START
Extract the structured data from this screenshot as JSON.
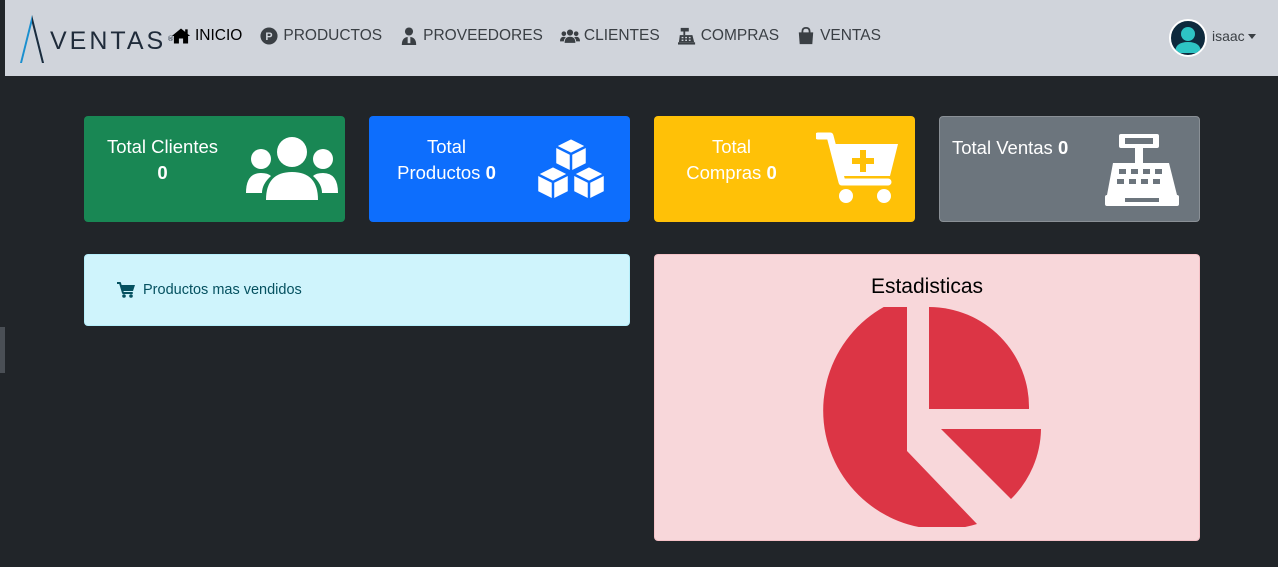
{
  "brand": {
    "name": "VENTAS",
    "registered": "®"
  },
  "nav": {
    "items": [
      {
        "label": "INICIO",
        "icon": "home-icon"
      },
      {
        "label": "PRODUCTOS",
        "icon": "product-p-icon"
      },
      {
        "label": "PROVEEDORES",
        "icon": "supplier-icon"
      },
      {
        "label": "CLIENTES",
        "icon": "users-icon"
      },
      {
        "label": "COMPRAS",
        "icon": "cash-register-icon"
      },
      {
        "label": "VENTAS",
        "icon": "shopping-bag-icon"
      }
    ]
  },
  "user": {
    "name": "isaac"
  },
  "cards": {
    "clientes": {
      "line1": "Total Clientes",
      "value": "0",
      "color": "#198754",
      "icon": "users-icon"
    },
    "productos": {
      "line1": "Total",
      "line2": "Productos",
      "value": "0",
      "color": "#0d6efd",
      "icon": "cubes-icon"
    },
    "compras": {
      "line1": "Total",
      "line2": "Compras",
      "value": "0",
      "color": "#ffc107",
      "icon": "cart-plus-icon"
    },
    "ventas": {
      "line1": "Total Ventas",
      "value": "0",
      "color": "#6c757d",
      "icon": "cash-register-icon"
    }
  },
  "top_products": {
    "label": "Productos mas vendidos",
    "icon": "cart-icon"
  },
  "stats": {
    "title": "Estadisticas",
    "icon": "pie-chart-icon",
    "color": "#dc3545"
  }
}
END
◆ Do this ◆
Gather each line holding the string "Total".

◆ Worked answer ◆
      "line1": "Total Clientes",
      "line1": "Total",
      "line1": "Total",
      "line1": "Total Ventas",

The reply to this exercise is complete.